***** INPUT

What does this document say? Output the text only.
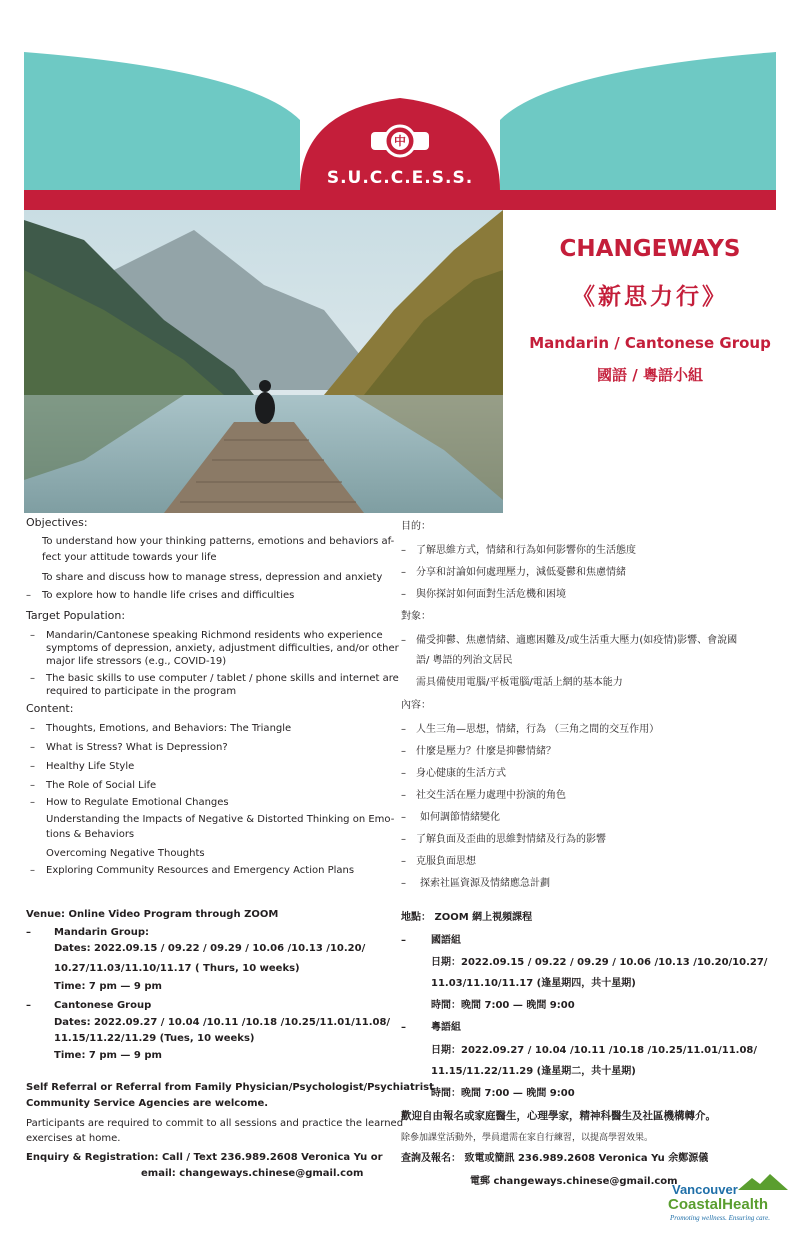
中
S.U.C.C.E.S.S.
CHANGEWAYS
《新思力行》
Mandarin / Cantonese Group
國語 / 粵語小組
Objectives:
To understand how your thinking patterns, emotions and behaviors af-
fect your attitude towards your life
To share and discuss how to manage stress, depression and anxiety
– To explore how to handle life crises and difficulties
Target Population:
– Mandarin/Cantonese speaking Richmond residents who experience
symptoms of depression, anxiety, adjustment difficulties, and/or other
major life stressors (e.g., COVID-19)
– The basic skills to use computer / tablet / phone skills and internet are
required to participate in the program
Content:
– Thoughts, Emotions, and Behaviors: The Triangle
– What is Stress? What is Depression?
– Healthy Life Style
– The Role of Social Life
– How to Regulate Emotional Changes
Understanding the Impacts of Negative & Distorted Thinking on Emo-
tions & Behaviors
Overcoming Negative Thoughts
– Exploring Community Resources and Emergency Action Plans
Venue: Online Video Program through ZOOM
– Mandarin Group:
Dates: 2022.09.15 / 09.22 / 09.29 / 10.06 /10.13 /10.20/
10.27/11.03/11.10/11.17 ( Thurs, 10 weeks)
Time: 7 pm — 9 pm
– Cantonese Group
Dates: 2022.09.27 / 10.04 /10.11 /10.18 /10.25/11.01/11.08/
11.15/11.22/11.29 (Tues, 10 weeks)
Time: 7 pm — 9 pm
Self Referral or Referral from Family Physician/Psychologist/Psychiatrist
Community Service Agencies are welcome.
Participants are required to commit to all sessions and practice the learned
exercises at home.
Enquiry & Registration: Call / Text 236.989.2608 Veronica Yu or
email: changeways.chinese@gmail.com
目的：
– 了解思維方式，情緒和行為如何影響你的生活態度
– 分享和討論如何處理壓力，減低憂鬱和焦慮情緒
– 與你探討如何面對生活危機和困境
對象：
– 備受抑鬱、焦慮情緒、適應困難及/或生活重大壓力(如疫情)影響、會說國
語/ 粵語的列治文居民
需具備使用電腦/平板電腦/電話上網的基本能力
內容：
– 人生三角—思想，情緒，行為 （三角之間的交互作用）
– 什麼是壓力？什麼是抑鬱情緒？
– 身心健康的生活方式
– 社交生活在壓力處理中扮演的角色
– 如何調節情緒變化
– 了解負面及歪曲的思維對情緒及行為的影響
– 克服負面思想
– 探索社區資源及情緒應急計劃
地點： ZOOM 網上視頻課程
–	國語組
日期：2022.09.15 / 09.22 / 09.29 / 10.06 /10.13 /10.20/10.27/
11.03/11.10/11.17 (逢星期四，共十星期)
時間：晚間 7:00 — 晚間 9:00
–	粵語組
日期：2022.09.27 / 10.04 /10.11 /10.18 /10.25/11.01/11.08/
11.15/11.22/11.29 (逢星期二，共十星期)
時間：晚間 7:00 — 晚間 9:00
歡迎自由報名或家庭醫生，心理學家，精神科醫生及社區機構轉介。
除參加課堂活動外，學員還需在家自行練習，以提高學習效果。
查詢及報名： 致電或簡訊 236.989.2608 Veronica Yu 余鄭源儀
電郵 changeways.chinese@gmail.com
Vancouver
CoastalHealth
Promoting wellness. Ensuring care.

**********

- _TASK BRIEF_:
Isolate each line of the listing above that includes "your". Copy it.

- _CORRECT ANSWER_:
To understand how your thinking patterns, emotions and behaviors af-
fect your attitude towards your life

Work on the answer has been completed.